> Dataset listings of figures:
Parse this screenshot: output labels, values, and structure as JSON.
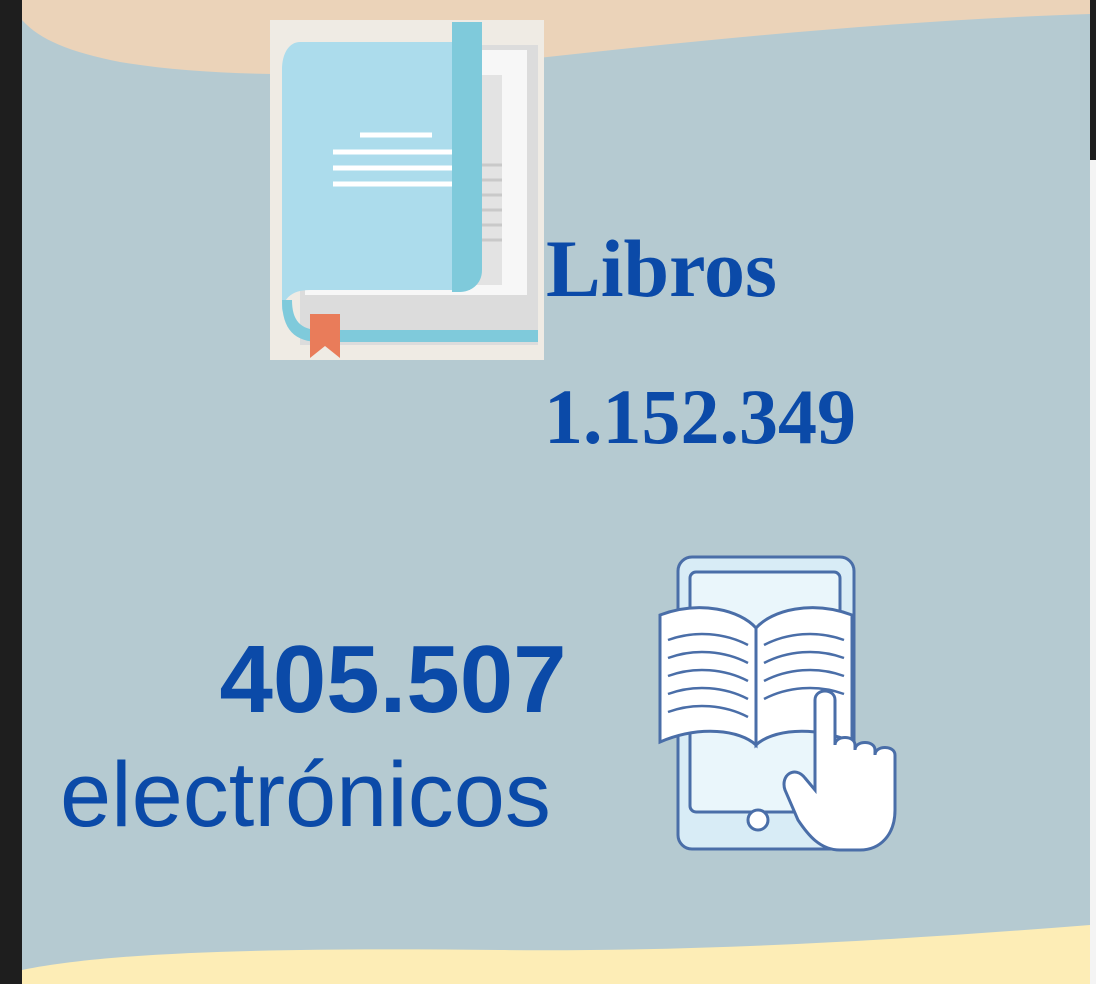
{
  "books": {
    "label": "Libros",
    "count": "1.152.349"
  },
  "ebooks": {
    "count": "405.507",
    "label": "electrónicos"
  }
}
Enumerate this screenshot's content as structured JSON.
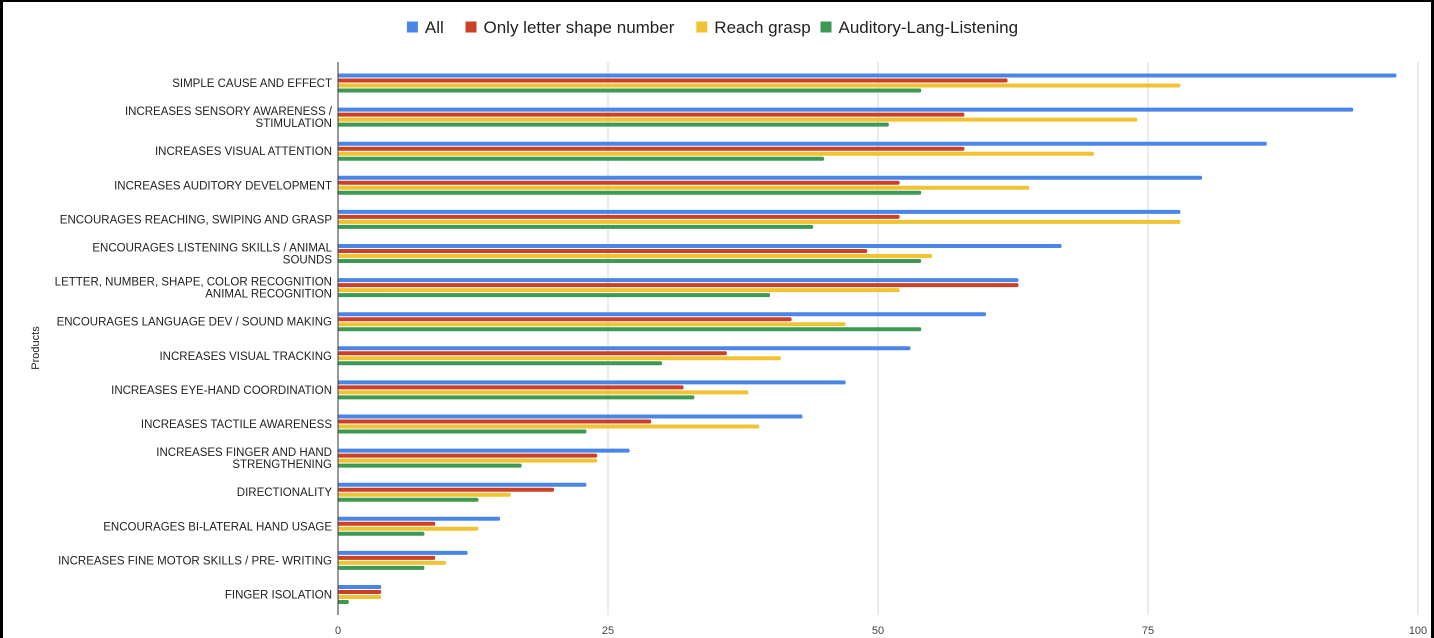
{
  "chart_data": {
    "type": "bar",
    "orientation": "horizontal",
    "title": "",
    "xlabel": "",
    "ylabel": "Products",
    "xlim": [
      0,
      100
    ],
    "x_ticks": [
      "0",
      "25",
      "50",
      "75",
      "100"
    ],
    "grid": true,
    "legend_position": "top",
    "categories": [
      [
        "SIMPLE CAUSE AND EFFECT"
      ],
      [
        "INCREASES SENSORY AWARENESS /",
        "STIMULATION"
      ],
      [
        "INCREASES VISUAL ATTENTION"
      ],
      [
        "INCREASES AUDITORY DEVELOPMENT"
      ],
      [
        "ENCOURAGES REACHING, SWIPING AND GRASP"
      ],
      [
        "ENCOURAGES LISTENING SKILLS / ANIMAL",
        "SOUNDS"
      ],
      [
        "LETTER, NUMBER, SHAPE, COLOR RECOGNITION",
        "ANIMAL RECOGNITION"
      ],
      [
        "ENCOURAGES LANGUAGE DEV / SOUND MAKING"
      ],
      [
        "INCREASES VISUAL TRACKING"
      ],
      [
        "INCREASES EYE-HAND COORDINATION"
      ],
      [
        "INCREASES TACTILE AWARENESS"
      ],
      [
        "INCREASES FINGER AND HAND",
        "STRENGTHENING"
      ],
      [
        "DIRECTIONALITY"
      ],
      [
        "ENCOURAGES BI-LATERAL HAND USAGE"
      ],
      [
        "INCREASES FINE MOTOR SKILLS / PRE- WRITING"
      ],
      [
        "FINGER ISOLATION"
      ]
    ],
    "series": [
      {
        "name": "All",
        "color": "#4a86e8",
        "values": [
          98,
          94,
          86,
          80,
          78,
          67,
          63,
          60,
          53,
          47,
          43,
          27,
          23,
          15,
          12,
          4
        ]
      },
      {
        "name": "Only letter shape number",
        "color": "#cc4125",
        "values": [
          62,
          58,
          58,
          52,
          52,
          49,
          63,
          42,
          36,
          32,
          29,
          24,
          20,
          9,
          9,
          4
        ]
      },
      {
        "name": "Reach grasp",
        "color": "#f1c232",
        "values": [
          78,
          74,
          70,
          64,
          78,
          55,
          52,
          47,
          41,
          38,
          39,
          24,
          16,
          13,
          10,
          4
        ]
      },
      {
        "name": "Auditory-Lang-Listening",
        "color": "#3d9a54",
        "values": [
          54,
          51,
          45,
          54,
          44,
          54,
          40,
          54,
          30,
          33,
          23,
          17,
          13,
          8,
          8,
          1
        ]
      }
    ]
  }
}
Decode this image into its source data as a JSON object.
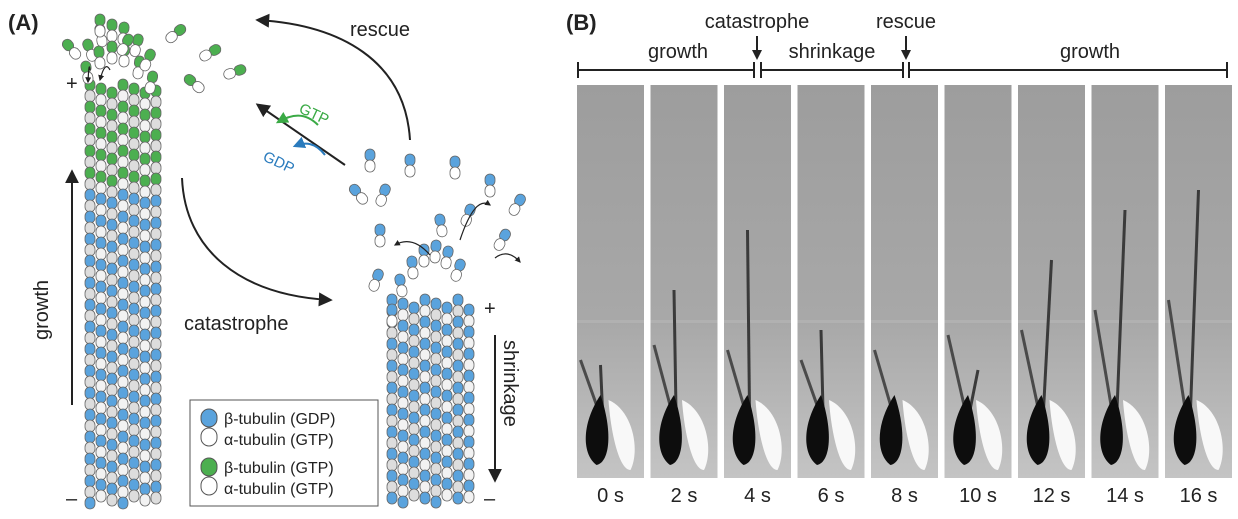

> PROBLEM DESCRIPTION: Pictures are excluded; repeat every record exactly.

> RESULT FOR THIS TASK:
Parse this screenshot: output labels, values, and structure as JSON.
{
  "books": {
    "label": "Libros",
    "count": "1.152.349"
  },
  "ebooks": {
    "count": "405.507",
    "label": "electrónicos"
  }
}
Enumerate this screenshot's content as structured JSON.
{
  "chart_data": {
    "type": "bar",
    "orientation": "horizontal",
    "title": "",
    "xlabel": "",
    "ylabel": "Products",
    "xlim": [
      0,
      100
    ],
    "x_ticks": [
      "0",
      "25",
      "50",
      "75",
      "100"
    ],
    "grid": true,
    "legend_position": "top",
    "categories": [
      [
        "SIMPLE CAUSE AND EFFECT"
      ],
      [
        "INCREASES SENSORY AWARENESS /",
        "STIMULATION"
      ],
      [
        "INCREASES VISUAL ATTENTION"
      ],
      [
        "INCREASES AUDITORY DEVELOPMENT"
      ],
      [
        "ENCOURAGES REACHING, SWIPING AND GRASP"
      ],
      [
        "ENCOURAGES LISTENING SKILLS / ANIMAL",
        "SOUNDS"
      ],
      [
        "LETTER, NUMBER, SHAPE, COLOR RECOGNITION",
        "ANIMAL RECOGNITION"
      ],
      [
        "ENCOURAGES LANGUAGE DEV / SOUND MAKING"
      ],
      [
        "INCREASES VISUAL TRACKING"
      ],
      [
        "INCREASES EYE-HAND COORDINATION"
      ],
      [
        "INCREASES TACTILE AWARENESS"
      ],
      [
        "INCREASES FINGER AND HAND",
        "STRENGTHENING"
      ],
      [
        "DIRECTIONALITY"
      ],
      [
        "ENCOURAGES BI-LATERAL HAND USAGE"
      ],
      [
        "INCREASES FINE MOTOR SKILLS / PRE- WRITING"
      ],
      [
        "FINGER ISOLATION"
      ]
    ],
    "series": [
      {
        "name": "All",
        "color": "#4a86e8",
        "values": [
          98,
          94,
          86,
          80,
          78,
          67,
          63,
          60,
          53,
          47,
          43,
          27,
          23,
          15,
          12,
          4
        ]
      },
      {
        "name": "Only letter shape number",
        "color": "#cc4125",
        "values": [
          62,
          58,
          58,
          52,
          52,
          49,
          63,
          42,
          36,
          32,
          29,
          24,
          20,
          9,
          9,
          4
        ]
      },
      {
        "name": "Reach grasp",
        "color": "#f1c232",
        "values": [
          78,
          74,
          70,
          64,
          78,
          55,
          52,
          47,
          41,
          38,
          39,
          24,
          16,
          13,
          10,
          4
        ]
      },
      {
        "name": "Auditory-Lang-Listening",
        "color": "#3d9a54",
        "values": [
          54,
          51,
          45,
          54,
          44,
          54,
          40,
          54,
          30,
          33,
          23,
          17,
          13,
          8,
          8,
          1
        ]
      }
    ]
  }
}
Decode this image into its source data as a JSON object.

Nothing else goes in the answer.